_TASK DESCRIPTION_
Extract all of the data and reproduce it precisely.

══════════════════════════════

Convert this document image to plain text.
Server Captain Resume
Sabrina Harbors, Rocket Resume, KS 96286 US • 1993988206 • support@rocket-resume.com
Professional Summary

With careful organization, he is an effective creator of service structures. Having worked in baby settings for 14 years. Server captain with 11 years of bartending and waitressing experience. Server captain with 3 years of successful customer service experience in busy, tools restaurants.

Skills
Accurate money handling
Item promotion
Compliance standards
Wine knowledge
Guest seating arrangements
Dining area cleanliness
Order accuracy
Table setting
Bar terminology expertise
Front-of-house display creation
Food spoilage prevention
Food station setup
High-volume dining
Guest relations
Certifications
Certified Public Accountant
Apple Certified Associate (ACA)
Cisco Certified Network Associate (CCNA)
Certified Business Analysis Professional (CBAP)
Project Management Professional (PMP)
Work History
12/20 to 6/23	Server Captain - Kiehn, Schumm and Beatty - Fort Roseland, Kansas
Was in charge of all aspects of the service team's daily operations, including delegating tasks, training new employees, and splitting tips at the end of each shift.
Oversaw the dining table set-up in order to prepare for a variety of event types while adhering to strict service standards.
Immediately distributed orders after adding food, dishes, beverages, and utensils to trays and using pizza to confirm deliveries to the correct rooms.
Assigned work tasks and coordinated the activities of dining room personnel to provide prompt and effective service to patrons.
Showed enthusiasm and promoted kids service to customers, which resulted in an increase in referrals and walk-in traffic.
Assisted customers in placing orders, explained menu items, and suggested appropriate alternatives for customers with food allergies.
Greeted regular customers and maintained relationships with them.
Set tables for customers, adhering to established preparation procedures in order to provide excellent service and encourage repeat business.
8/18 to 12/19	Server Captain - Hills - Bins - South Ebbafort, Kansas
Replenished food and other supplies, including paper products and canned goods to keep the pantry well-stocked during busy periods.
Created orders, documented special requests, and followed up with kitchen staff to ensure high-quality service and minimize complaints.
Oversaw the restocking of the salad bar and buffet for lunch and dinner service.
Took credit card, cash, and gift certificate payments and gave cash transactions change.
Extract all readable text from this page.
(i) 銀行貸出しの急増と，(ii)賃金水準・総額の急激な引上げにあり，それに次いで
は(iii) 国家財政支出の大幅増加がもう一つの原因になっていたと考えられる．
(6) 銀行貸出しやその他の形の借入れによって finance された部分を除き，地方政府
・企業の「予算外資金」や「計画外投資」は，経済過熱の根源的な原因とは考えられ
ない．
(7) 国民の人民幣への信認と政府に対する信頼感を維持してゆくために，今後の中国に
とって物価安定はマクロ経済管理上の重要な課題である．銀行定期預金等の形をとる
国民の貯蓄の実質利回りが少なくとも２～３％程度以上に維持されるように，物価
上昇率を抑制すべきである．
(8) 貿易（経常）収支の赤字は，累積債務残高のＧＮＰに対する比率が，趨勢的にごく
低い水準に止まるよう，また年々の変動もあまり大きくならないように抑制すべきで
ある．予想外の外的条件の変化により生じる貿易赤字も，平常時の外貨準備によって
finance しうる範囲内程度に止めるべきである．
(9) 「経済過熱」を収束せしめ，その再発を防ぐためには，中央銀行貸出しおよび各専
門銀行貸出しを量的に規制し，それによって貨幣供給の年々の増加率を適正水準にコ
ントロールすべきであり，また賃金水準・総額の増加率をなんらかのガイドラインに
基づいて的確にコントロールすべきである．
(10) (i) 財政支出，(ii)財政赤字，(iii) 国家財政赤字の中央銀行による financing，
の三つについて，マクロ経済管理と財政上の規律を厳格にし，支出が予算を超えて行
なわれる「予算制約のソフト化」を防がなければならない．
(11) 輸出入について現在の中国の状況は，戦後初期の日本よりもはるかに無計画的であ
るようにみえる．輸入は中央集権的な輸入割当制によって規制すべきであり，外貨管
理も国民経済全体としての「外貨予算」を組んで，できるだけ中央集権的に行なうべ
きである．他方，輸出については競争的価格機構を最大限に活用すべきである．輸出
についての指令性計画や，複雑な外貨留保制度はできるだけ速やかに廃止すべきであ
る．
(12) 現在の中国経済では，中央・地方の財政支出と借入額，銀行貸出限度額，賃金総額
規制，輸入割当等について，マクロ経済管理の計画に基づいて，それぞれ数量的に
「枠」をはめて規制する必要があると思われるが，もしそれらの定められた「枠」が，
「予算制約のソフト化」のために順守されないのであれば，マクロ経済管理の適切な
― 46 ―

══════════════════════════════

_THE REPLY_
Convert this document image to plain text.
Server Captain Resume
Sabrina Harbors, Rocket Resume, KS 96286 US • 1993988206 • support@rocket-resume.com
Professional Summary

With careful organization, he is an effective creator of service structures. Having worked in baby settings for 14 years. Server captain with 11 years of bartending and waitressing experience. Server captain with 3 years of successful customer service experience in busy, tools restaurants.

Skills
Accurate money handling
Item promotion
Compliance standards
Wine knowledge
Guest seating arrangements
Dining area cleanliness
Order accuracy
Table setting
Bar terminology expertise
Front-of-house display creation
Food spoilage prevention
Food station setup
High-volume dining
Guest relations
Certifications
Certified Public Accountant
Apple Certified Associate (ACA)
Cisco Certified Network Associate (CCNA)
Certified Business Analysis Professional (CBAP)
Project Management Professional (PMP)
Work History
12/20 to 6/23	Server Captain - Kiehn, Schumm and Beatty - Fort Roseland, Kansas
Was in charge of all aspects of the service team's daily operations, including delegating tasks, training new employees, and splitting tips at the end of each shift.
Oversaw the dining table set-up in order to prepare for a variety of event types while adhering to strict service standards.
Immediately distributed orders after adding food, dishes, beverages, and utensils to trays and using pizza to confirm deliveries to the correct rooms.
Assigned work tasks and coordinated the activities of dining room personnel to provide prompt and effective service to patrons.
Showed enthusiasm and promoted kids service to customers, which resulted in an increase in referrals and walk-in traffic.
Assisted customers in placing orders, explained menu items, and suggested appropriate alternatives for customers with food allergies.
Greeted regular customers and maintained relationships with them.
Set tables for customers, adhering to established preparation procedures in order to provide excellent service and encourage repeat business.
8/18 to 12/19	Server Captain - Hills - Bins - South Ebbafort, Kansas
Replenished food and other supplies, including paper products and canned goods to keep the pantry well-stocked during busy periods.
Created orders, documented special requests, and followed up with kitchen staff to ensure high-quality service and minimize complaints.
Oversaw the restocking of the salad bar and buffet for lunch and dinner service.
Took credit card, cash, and gift certificate payments and gave cash transactions change.
Extract all readable text from this page.
(i) 銀行貸出しの急増と，(ii)賃金水準・総額の急激な引上げにあり，それに次いで
は(iii) 国家財政支出の大幅増加がもう一つの原因になっていたと考えられる．
(6) 銀行貸出しやその他の形の借入れによって finance された部分を除き，地方政府
・企業の「予算外資金」や「計画外投資」は，経済過熱の根源的な原因とは考えられ
ない．
(7) 国民の人民幣への信認と政府に対する信頼感を維持してゆくために，今後の中国に
とって物価安定はマクロ経済管理上の重要な課題である．銀行定期預金等の形をとる
国民の貯蓄の実質利回りが少なくとも２～３％程度以上に維持されるように，物価
上昇率を抑制すべきである．
(8) 貿易（経常）収支の赤字は，累積債務残高のＧＮＰに対する比率が，趨勢的にごく
低い水準に止まるよう，また年々の変動もあまり大きくならないように抑制すべきで
ある．予想外の外的条件の変化により生じる貿易赤字も，平常時の外貨準備によって
finance しうる範囲内程度に止めるべきである．
(9) 「経済過熱」を収束せしめ，その再発を防ぐためには，中央銀行貸出しおよび各専
門銀行貸出しを量的に規制し，それによって貨幣供給の年々の増加率を適正水準にコ
ントロールすべきであり，また賃金水準・総額の増加率をなんらかのガイドラインに
基づいて的確にコントロールすべきである．
(10) (i) 財政支出，(ii)財政赤字，(iii) 国家財政赤字の中央銀行による financing，
の三つについて，マクロ経済管理と財政上の規律を厳格にし，支出が予算を超えて行
なわれる「予算制約のソフト化」を防がなければならない．
(11) 輸出入について現在の中国の状況は，戦後初期の日本よりもはるかに無計画的であ
るようにみえる．輸入は中央集権的な輸入割当制によって規制すべきであり，外貨管
理も国民経済全体としての「外貨予算」を組んで，できるだけ中央集権的に行なうべ
きである．他方，輸出については競争的価格機構を最大限に活用すべきである．輸出
についての指令性計画や，複雑な外貨留保制度はできるだけ速やかに廃止すべきであ
る．
(12) 現在の中国経済では，中央・地方の財政支出と借入額，銀行貸出限度額，賃金総額
規制，輸入割当等について，マクロ経済管理の計画に基づいて，それぞれ数量的に
「枠」をはめて規制する必要があると思われるが，もしそれらの定められた「枠」が，
「予算制約のソフト化」のために順守されないのであれば，マクロ経済管理の適切な
― 46 ―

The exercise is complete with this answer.